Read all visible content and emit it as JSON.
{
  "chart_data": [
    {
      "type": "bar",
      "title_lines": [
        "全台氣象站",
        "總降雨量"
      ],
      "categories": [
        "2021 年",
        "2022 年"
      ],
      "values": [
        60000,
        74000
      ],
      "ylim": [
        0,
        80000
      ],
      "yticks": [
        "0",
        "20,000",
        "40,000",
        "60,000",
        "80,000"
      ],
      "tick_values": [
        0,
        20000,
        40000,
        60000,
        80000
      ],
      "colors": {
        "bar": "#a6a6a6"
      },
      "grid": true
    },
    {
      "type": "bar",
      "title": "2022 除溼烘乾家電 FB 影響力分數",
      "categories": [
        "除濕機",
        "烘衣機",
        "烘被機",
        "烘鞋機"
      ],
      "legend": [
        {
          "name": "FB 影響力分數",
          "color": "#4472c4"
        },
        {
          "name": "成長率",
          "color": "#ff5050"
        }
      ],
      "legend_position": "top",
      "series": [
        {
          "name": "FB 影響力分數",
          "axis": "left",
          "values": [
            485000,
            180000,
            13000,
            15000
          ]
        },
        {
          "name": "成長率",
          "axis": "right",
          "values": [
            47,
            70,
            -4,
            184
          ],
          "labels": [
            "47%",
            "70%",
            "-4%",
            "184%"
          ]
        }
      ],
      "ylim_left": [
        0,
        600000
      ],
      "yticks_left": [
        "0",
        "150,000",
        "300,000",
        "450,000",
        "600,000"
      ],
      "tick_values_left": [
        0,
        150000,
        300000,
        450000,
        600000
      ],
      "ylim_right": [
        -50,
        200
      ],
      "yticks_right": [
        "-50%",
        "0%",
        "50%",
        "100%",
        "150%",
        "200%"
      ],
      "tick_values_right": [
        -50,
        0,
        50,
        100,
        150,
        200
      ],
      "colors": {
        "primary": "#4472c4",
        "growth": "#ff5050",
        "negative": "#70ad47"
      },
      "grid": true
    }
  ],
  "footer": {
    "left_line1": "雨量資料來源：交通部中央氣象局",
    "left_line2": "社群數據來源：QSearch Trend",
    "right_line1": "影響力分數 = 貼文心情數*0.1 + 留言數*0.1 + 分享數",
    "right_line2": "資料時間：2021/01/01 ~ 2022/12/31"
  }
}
--
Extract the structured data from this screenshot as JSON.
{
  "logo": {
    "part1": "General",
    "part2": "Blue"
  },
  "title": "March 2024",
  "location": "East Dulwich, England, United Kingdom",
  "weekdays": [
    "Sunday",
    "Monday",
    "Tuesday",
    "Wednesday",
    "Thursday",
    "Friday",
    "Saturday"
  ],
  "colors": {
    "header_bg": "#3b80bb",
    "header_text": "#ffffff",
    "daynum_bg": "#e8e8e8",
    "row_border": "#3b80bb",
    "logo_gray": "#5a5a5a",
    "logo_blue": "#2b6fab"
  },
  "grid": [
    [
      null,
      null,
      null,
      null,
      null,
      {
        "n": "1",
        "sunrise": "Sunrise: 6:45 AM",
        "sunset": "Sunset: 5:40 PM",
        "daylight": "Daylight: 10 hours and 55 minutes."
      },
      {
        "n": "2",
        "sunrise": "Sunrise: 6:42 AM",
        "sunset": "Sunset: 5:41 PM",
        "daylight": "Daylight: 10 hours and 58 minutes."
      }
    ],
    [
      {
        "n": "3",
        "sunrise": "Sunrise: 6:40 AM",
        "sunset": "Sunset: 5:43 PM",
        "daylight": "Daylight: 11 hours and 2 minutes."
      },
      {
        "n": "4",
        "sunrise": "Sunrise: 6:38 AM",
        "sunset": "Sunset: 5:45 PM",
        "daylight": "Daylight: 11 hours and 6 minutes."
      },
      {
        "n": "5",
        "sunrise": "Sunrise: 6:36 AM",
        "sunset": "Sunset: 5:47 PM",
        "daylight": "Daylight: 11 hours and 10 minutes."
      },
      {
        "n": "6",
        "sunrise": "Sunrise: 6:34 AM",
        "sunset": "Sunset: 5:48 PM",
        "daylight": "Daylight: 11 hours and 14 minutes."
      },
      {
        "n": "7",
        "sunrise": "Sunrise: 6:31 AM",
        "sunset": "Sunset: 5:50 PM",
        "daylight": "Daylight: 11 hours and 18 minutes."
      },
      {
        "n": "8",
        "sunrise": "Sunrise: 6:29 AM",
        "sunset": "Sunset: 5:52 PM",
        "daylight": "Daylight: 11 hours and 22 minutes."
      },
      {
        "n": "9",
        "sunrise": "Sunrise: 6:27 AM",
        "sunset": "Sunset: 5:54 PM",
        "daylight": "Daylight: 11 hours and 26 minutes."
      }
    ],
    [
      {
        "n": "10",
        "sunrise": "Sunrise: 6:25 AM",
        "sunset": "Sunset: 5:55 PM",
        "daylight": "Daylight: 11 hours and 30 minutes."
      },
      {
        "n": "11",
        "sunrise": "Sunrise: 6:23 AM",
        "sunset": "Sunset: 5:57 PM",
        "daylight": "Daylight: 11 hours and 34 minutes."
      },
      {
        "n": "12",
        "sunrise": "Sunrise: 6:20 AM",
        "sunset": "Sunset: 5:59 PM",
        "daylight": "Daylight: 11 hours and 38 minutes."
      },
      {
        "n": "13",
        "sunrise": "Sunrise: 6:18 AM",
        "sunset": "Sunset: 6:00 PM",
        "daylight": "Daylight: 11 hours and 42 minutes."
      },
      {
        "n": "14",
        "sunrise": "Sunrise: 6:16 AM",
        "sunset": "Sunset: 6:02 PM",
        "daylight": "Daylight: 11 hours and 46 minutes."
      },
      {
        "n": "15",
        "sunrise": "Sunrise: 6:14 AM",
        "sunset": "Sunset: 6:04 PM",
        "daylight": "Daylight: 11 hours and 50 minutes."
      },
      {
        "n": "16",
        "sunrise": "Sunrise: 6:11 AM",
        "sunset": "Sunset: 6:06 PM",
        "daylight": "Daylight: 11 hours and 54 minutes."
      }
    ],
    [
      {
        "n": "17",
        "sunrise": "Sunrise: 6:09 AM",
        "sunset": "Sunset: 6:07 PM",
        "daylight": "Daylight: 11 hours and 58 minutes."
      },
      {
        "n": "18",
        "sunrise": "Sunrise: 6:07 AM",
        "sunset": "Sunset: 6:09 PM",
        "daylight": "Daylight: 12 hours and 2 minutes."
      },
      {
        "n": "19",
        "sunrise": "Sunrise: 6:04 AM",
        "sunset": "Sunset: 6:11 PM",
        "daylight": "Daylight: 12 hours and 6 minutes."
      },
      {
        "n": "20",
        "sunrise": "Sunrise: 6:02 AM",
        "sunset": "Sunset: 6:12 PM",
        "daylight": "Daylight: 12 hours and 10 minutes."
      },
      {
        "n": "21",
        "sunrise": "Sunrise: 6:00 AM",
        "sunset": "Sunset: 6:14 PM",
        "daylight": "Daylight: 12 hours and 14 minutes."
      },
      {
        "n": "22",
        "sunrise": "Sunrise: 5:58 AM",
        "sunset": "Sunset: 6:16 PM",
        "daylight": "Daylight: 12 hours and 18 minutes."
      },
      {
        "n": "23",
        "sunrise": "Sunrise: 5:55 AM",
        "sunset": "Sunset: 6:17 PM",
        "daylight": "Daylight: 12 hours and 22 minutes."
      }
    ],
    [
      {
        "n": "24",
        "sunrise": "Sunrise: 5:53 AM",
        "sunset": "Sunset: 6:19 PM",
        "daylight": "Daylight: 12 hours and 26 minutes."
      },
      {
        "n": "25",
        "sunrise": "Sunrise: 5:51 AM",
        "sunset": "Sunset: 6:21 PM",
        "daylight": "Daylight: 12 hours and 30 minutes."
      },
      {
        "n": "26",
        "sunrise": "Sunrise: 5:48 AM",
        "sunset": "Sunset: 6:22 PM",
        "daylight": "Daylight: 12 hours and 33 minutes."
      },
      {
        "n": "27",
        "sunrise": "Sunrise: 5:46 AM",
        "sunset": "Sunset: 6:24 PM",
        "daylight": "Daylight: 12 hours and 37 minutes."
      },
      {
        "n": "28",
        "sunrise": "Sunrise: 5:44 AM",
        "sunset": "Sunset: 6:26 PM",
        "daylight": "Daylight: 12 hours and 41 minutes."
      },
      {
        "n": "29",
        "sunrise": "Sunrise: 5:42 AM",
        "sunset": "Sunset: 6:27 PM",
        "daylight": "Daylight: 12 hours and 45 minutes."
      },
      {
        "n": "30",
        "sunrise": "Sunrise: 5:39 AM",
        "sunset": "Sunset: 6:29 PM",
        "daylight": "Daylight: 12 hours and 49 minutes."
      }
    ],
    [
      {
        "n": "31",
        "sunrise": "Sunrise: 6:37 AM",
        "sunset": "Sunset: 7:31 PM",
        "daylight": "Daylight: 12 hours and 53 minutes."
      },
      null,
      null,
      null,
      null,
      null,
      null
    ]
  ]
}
* * *
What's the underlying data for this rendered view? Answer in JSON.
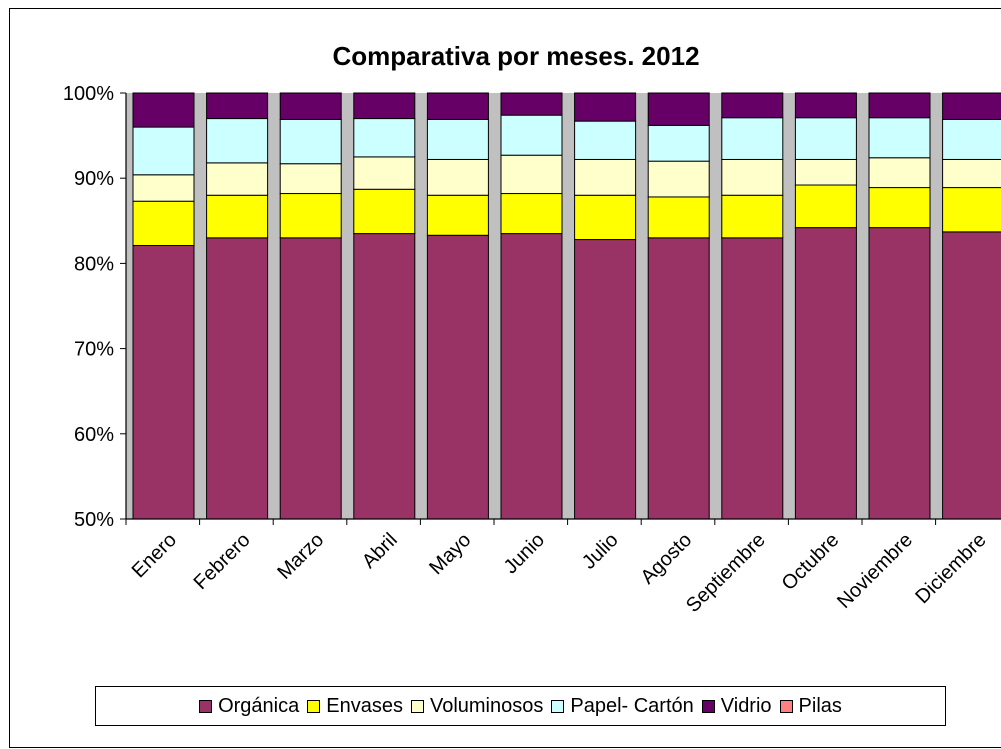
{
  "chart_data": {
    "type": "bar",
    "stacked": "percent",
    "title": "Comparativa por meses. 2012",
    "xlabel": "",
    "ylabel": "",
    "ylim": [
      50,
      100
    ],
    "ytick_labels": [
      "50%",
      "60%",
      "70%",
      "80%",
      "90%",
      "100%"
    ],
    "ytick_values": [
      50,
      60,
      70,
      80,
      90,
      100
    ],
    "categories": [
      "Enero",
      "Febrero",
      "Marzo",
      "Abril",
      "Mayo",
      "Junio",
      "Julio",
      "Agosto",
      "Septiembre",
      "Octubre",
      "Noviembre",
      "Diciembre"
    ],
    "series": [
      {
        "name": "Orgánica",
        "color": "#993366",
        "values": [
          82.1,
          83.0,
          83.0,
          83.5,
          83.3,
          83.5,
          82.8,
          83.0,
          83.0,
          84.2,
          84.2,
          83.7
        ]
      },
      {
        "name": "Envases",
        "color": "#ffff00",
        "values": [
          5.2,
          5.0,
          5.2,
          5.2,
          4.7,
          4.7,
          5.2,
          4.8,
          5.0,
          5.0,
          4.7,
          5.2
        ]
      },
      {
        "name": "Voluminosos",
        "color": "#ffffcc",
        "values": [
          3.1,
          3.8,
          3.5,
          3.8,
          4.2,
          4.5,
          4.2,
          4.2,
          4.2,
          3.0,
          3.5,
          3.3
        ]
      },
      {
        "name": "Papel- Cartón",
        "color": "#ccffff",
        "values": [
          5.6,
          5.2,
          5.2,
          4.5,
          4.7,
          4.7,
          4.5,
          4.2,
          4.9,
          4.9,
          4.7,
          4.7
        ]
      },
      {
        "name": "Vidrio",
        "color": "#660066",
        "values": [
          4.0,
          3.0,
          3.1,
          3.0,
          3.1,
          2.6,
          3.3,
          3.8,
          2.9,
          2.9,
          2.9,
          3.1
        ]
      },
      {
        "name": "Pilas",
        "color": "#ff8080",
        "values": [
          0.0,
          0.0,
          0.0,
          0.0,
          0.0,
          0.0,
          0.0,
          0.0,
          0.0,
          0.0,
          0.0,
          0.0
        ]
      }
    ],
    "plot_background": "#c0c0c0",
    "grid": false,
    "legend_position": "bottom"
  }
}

DIRECTIONS
Above are some records. Report the number of their lines that include "JSON", and add nothing else.

EXPECTED ANSWER
3